- **What you need to do**:
Read through the entries below and return each line with the word "Всего".

- **The data**:
+===+

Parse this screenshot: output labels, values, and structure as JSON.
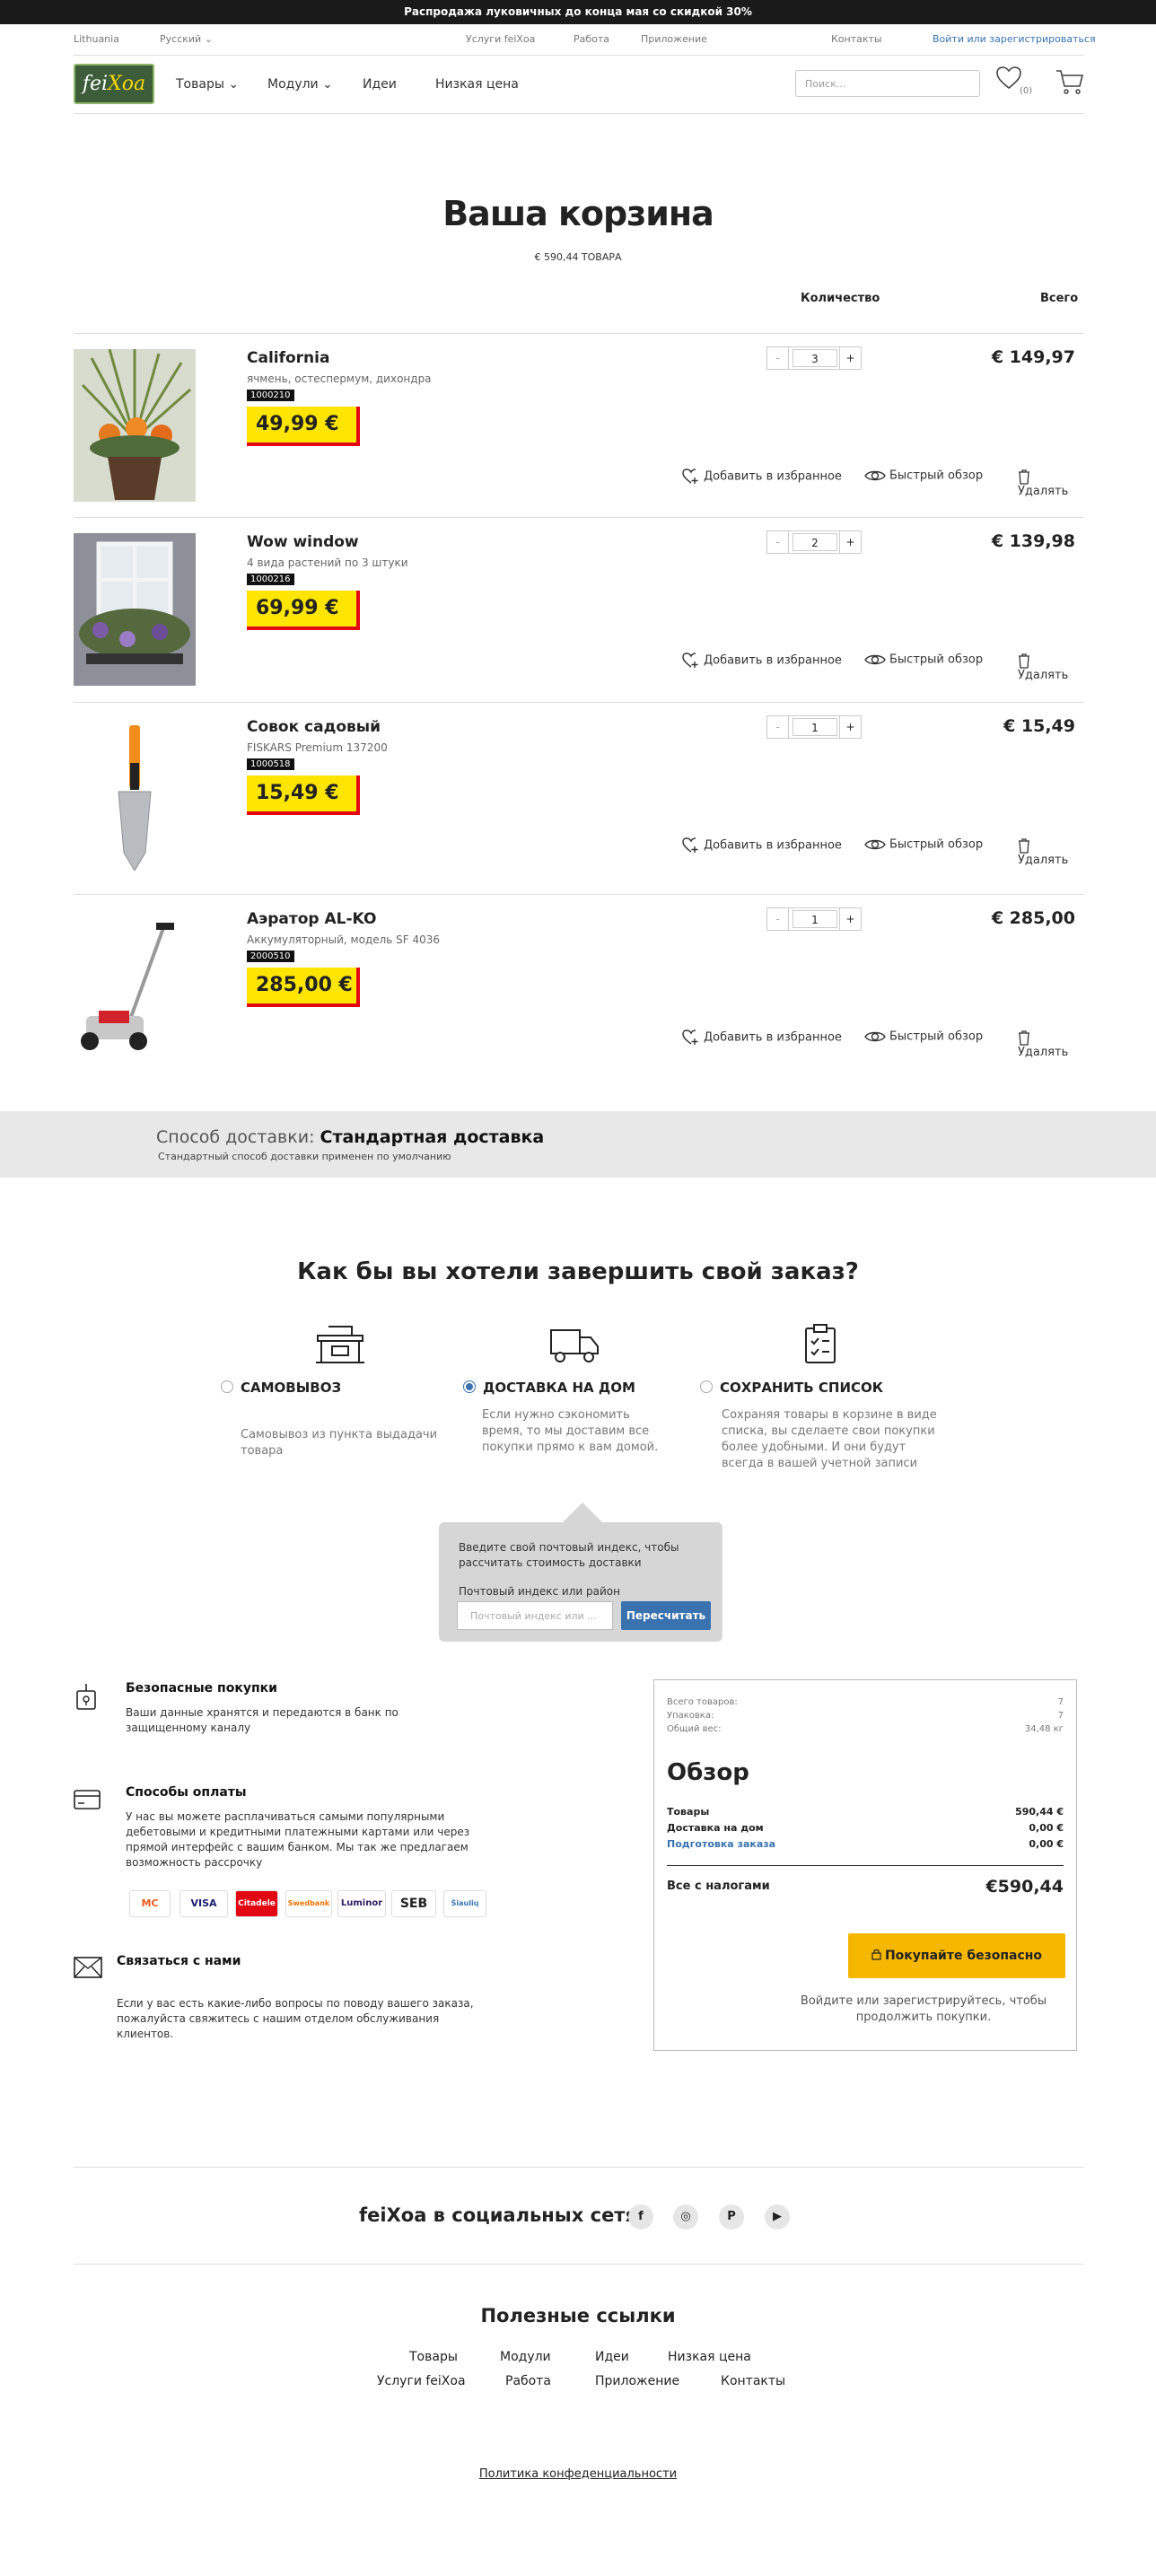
{
  "promo": "Распродажа луковичных до конца мая со скидкой 30%",
  "top": {
    "country": "Lithuania",
    "language": "Русский",
    "links": [
      "Услуги feiXoa",
      "Работа",
      "Приложение",
      "Контакты"
    ],
    "login": "Войти или зарегистрироваться"
  },
  "header": {
    "logo_a": "fei",
    "logo_b": "Xoa",
    "nav": [
      "Товары",
      "Модули",
      "Идеи",
      "Низкая цена"
    ],
    "search_placeholder": "Поиск...",
    "wishlist_count": "(0)"
  },
  "cart": {
    "title": "Ваша корзина",
    "subtitle": "€ 590,44 ТОВАРА",
    "col_qty": "Количество",
    "col_total": "Всего",
    "actions": {
      "fav": "Добавить в избранное",
      "quick": "Быстрый обзор",
      "del": "Удалять"
    },
    "items": [
      {
        "name": "California",
        "desc": "ячмень, остеспермум, дихондра",
        "code": "1000210",
        "price": "49,99 €",
        "qty": "3",
        "total": "€ 149,97"
      },
      {
        "name": "Wow window",
        "desc": "4 вида растений по 3 штуки",
        "code": "1000216",
        "price": "69,99 €",
        "qty": "2",
        "total": "€ 139,98"
      },
      {
        "name": "Совок садовый",
        "desc": "FISKARS Premium 137200",
        "code": "1000518",
        "price": "15,49 €",
        "qty": "1",
        "total": "€ 15,49"
      },
      {
        "name": "Аэратор AL-KO",
        "desc": "Аккумуляторный, модель SF 4036",
        "code": "2000510",
        "price": "285,00 €",
        "qty": "1",
        "total": "€ 285,00"
      }
    ]
  },
  "delivery": {
    "label": "Способ доставки: ",
    "value": "Стандартная доставка",
    "note": "Стандартный способ доставки применен по умолчанию"
  },
  "checkout": {
    "title": "Как бы вы хотели завершить свой заказ?",
    "options": [
      {
        "label": "САМОВЫВОЗ",
        "desc": "Самовывоз из пункта выдадачи товара",
        "selected": false
      },
      {
        "label": "ДОСТАВКА НА ДОМ",
        "desc": "Если нужно сэкономить время, то мы доставим все покупки прямо к вам домой.",
        "selected": true
      },
      {
        "label": "СОХРАНИТЬ СПИСОК",
        "desc": "Сохраняя товары в корзине в виде списка, вы сделаете свои покупки более удобными. И они будут всегда в вашей учетной записи",
        "selected": false
      }
    ],
    "zip_info": "Введите свой почтовый индекс, чтобы рассчитать стоимость доставки",
    "zip_label": "Почтовый индекс или район",
    "zip_placeholder": "Почтовый индекс или ...",
    "zip_button": "Пересчитать"
  },
  "info": {
    "secure_title": "Безопасные покупки",
    "secure_text": "Ваши данные хранятся и передаются в банк по защищенному каналу",
    "pay_title": "Способы оплаты",
    "pay_text": "У нас вы можете расплачиваться самыми популярными дебетовыми и кредитными платежными картами или через прямой интерфейс с вашим банком. Мы так же предлагаем возможность рассрочку",
    "pay_logos": [
      "MC",
      "VISA",
      "Citadele",
      "Swedbank",
      "Luminor",
      "SEB",
      "Šiaulių"
    ],
    "contact_title": "Связаться с нами",
    "contact_text": "Если у вас есть какие-либо вопросы по поводу вашего заказа, пожалуйста свяжитесь с нашим отделом обслуживания клиентов."
  },
  "summary": {
    "items_l": "Всего товаров:",
    "items_v": "7",
    "pack_l": "Упаковка:",
    "pack_v": "7",
    "weight_l": "Общий вес:",
    "weight_v": "34,48 кг",
    "title": "Обзор",
    "goods_l": "Товары",
    "goods_v": "590,44 €",
    "home_l": "Доставка на дом",
    "home_v": "0,00 €",
    "prep_l": "Подготовка заказа",
    "prep_v": "0,00 €",
    "total_l": "Все с налогами",
    "total_v": "€590,44",
    "buy": "Покупайте безопасно",
    "note": "Войдите или зарегистрируйтесь, чтобы продолжить покупки."
  },
  "footer": {
    "social": "feiXoa в социальных сетях",
    "useful": "Полезные ссылки",
    "links": [
      "Товары",
      "Модули",
      "Идеи",
      "Низкая цена",
      "Услуги feiXoa",
      "Работа",
      "Приложение",
      "Контакты"
    ],
    "privacy": "Политика конфеденциальности"
  }
}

+===+

- **Solution**:
    "col_total": "Всего",
    "items_l": "Всего товаров:",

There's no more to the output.